— Start The data —

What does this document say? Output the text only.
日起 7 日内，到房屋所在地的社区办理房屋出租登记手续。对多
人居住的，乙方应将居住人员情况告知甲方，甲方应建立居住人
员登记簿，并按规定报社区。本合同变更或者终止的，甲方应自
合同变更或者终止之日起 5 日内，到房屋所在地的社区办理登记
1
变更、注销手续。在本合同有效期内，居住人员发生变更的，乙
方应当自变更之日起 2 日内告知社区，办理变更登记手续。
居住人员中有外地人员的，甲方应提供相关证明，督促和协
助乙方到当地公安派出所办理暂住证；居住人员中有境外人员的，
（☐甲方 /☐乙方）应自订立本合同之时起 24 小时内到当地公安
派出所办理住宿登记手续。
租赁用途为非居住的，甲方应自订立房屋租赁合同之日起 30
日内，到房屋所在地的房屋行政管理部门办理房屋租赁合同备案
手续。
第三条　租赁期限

— End The data —

## Problem requirements
Set down each entry again, unchanged.

## Output of the task
What does this document say? Output the text only.
日起 7 日内，到房屋所在地的社区办理房屋出租登记手续。对多
人居住的，乙方应将居住人员情况告知甲方，甲方应建立居住人
员登记簿，并按规定报社区。本合同变更或者终止的，甲方应自
合同变更或者终止之日起 5 日内，到房屋所在地的社区办理登记
1
变更、注销手续。在本合同有效期内，居住人员发生变更的，乙
方应当自变更之日起 2 日内告知社区，办理变更登记手续。
居住人员中有外地人员的，甲方应提供相关证明，督促和协
助乙方到当地公安派出所办理暂住证；居住人员中有境外人员的，
（☐甲方 /☐乙方）应自订立本合同之时起 24 小时内到当地公安
派出所办理住宿登记手续。
租赁用途为非居住的，甲方应自订立房屋租赁合同之日起 30
日内，到房屋所在地的房屋行政管理部门办理房屋租赁合同备案
手续。
第三条　租赁期限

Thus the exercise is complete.